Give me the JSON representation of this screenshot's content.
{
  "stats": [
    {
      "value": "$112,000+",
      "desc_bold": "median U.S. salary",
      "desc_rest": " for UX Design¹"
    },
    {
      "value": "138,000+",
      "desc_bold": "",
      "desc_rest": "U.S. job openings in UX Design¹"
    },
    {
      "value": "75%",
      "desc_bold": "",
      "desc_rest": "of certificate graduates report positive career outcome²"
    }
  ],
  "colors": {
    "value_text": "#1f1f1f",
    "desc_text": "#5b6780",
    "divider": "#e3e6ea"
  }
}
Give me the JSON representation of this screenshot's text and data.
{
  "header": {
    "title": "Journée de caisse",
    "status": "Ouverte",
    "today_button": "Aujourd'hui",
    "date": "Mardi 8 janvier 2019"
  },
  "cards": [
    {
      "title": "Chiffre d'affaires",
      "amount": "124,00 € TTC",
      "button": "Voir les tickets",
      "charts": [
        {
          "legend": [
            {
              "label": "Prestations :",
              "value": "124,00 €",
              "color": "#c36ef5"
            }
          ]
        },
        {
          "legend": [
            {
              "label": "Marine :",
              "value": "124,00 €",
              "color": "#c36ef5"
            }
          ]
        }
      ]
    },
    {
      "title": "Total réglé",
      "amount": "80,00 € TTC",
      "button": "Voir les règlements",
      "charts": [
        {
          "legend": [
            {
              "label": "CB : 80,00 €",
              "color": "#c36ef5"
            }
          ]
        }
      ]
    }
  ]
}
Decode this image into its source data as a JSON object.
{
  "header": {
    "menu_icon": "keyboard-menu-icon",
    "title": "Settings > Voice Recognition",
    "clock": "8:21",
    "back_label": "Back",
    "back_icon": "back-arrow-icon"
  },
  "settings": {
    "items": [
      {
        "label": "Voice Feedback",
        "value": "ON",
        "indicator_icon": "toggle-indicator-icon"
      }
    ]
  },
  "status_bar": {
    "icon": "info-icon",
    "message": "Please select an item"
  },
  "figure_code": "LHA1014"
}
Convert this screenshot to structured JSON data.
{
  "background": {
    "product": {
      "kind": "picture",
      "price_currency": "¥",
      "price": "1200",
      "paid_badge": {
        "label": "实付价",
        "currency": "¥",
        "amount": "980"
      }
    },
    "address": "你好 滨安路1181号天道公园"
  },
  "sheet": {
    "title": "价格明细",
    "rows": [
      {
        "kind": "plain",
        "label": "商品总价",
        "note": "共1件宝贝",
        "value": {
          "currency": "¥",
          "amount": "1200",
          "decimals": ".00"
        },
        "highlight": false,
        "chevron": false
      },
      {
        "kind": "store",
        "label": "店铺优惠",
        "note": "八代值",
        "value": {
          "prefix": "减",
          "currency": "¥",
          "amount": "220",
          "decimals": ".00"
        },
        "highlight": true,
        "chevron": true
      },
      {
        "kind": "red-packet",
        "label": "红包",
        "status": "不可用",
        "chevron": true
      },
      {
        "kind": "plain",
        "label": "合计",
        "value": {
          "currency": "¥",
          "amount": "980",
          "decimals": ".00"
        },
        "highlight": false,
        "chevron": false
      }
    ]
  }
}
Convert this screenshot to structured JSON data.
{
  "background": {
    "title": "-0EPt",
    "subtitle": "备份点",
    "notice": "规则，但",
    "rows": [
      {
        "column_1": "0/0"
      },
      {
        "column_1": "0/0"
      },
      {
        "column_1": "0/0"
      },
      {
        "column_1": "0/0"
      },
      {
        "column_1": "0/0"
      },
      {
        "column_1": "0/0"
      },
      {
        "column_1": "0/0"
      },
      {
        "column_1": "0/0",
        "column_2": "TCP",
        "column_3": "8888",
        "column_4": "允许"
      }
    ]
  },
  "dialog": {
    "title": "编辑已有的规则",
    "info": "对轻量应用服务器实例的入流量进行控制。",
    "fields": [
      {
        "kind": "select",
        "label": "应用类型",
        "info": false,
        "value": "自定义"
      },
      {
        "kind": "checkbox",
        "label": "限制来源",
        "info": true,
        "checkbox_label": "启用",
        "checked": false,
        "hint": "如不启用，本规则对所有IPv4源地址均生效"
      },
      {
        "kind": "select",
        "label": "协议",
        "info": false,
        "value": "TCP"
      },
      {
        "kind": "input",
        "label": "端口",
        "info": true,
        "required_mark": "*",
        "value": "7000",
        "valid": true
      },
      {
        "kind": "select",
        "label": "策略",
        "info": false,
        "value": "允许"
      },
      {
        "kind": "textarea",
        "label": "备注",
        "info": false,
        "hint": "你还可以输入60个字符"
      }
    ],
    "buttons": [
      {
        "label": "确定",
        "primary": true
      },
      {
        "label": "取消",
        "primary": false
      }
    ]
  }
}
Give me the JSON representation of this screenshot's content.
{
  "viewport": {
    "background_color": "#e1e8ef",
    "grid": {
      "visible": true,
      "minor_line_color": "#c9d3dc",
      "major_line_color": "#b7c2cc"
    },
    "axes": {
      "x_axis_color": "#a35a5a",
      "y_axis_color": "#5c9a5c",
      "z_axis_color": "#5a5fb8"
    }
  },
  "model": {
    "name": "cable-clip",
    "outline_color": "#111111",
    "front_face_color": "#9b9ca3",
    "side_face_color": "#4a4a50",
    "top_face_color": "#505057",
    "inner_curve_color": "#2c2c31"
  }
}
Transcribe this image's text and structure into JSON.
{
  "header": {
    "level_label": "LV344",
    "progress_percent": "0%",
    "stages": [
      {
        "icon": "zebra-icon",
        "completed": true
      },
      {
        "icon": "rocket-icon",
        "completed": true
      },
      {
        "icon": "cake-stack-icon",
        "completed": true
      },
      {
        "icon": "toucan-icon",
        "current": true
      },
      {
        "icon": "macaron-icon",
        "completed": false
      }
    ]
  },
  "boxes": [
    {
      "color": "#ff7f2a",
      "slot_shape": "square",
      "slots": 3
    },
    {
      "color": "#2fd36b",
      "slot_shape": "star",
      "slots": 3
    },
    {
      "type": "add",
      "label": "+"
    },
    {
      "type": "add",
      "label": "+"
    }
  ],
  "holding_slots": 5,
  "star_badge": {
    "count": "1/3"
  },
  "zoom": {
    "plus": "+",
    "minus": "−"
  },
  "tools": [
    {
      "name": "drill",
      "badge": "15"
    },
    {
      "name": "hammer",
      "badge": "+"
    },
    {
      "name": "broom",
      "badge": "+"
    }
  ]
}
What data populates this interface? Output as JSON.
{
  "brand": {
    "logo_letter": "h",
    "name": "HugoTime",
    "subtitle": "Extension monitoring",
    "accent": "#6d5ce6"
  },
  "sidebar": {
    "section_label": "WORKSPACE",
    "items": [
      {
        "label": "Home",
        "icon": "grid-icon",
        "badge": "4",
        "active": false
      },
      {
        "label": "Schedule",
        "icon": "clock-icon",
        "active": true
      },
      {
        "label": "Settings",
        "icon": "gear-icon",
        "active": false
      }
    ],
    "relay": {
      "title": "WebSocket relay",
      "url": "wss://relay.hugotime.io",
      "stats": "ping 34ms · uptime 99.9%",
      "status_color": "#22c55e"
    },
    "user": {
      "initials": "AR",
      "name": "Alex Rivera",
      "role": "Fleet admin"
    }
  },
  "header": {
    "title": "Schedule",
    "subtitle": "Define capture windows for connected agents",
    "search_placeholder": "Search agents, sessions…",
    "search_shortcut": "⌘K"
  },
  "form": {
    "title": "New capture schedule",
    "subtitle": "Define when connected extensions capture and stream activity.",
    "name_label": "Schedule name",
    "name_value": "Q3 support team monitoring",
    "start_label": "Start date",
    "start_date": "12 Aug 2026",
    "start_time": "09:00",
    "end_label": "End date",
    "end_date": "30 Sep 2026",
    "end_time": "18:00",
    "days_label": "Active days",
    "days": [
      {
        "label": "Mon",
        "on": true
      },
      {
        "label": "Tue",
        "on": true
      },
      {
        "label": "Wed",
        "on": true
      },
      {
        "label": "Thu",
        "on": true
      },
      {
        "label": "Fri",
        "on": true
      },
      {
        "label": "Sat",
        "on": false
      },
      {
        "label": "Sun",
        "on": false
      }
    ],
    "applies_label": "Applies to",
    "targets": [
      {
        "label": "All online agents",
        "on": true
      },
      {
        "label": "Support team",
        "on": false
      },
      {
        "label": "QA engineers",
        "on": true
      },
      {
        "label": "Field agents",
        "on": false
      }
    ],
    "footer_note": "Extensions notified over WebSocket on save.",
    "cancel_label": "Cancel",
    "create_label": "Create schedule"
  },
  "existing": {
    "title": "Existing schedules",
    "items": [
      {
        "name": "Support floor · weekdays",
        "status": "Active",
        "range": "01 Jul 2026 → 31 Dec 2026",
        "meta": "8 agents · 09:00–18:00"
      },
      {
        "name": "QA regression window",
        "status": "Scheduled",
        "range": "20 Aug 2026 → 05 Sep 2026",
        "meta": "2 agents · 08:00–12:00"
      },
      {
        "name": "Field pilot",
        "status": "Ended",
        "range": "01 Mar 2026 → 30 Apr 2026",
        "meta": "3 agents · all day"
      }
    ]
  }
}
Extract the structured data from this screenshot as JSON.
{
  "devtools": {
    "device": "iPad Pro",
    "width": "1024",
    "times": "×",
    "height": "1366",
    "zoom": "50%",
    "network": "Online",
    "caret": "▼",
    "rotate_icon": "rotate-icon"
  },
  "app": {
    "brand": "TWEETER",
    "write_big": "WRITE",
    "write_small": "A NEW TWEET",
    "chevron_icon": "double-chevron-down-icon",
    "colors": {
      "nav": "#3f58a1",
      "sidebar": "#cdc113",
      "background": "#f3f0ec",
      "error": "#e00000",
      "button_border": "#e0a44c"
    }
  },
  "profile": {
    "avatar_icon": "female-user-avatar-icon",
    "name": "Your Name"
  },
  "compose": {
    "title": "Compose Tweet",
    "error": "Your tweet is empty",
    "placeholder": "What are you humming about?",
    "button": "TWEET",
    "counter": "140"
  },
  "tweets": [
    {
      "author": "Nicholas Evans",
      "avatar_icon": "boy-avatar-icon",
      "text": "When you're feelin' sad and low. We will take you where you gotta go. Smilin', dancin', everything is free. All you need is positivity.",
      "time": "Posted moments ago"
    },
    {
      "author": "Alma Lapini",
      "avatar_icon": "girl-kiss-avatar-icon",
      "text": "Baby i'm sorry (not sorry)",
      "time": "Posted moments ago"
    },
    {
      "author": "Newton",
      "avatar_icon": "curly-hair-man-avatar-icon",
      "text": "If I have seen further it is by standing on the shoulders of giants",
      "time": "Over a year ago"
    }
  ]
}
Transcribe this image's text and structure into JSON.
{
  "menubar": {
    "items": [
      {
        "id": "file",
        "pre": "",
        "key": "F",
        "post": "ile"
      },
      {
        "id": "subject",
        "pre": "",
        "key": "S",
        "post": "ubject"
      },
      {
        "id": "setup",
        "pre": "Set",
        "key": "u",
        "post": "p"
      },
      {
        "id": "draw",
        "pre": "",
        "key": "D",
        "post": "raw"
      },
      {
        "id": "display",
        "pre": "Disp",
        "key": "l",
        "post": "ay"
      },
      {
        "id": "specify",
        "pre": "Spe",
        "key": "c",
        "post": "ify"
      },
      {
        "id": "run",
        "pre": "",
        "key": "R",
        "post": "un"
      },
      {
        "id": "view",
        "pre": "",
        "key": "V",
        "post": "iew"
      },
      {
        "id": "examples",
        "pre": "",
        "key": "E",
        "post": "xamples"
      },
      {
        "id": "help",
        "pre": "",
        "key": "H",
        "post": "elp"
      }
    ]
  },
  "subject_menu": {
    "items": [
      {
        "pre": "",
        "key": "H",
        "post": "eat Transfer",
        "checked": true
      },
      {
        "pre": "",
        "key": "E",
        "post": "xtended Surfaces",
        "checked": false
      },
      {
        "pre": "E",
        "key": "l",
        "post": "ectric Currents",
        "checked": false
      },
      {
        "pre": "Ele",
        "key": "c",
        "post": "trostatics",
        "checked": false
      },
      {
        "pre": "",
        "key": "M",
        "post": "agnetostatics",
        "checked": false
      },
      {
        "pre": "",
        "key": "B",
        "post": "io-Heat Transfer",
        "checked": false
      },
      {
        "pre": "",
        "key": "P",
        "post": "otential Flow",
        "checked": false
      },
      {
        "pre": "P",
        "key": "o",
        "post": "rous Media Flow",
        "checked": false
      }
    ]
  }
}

:::::

▶ **Brief**:
Each line in the listing above either holds the string "hint" or does not; state how many do, giving the number only.

▶ **Answer to this task**:
2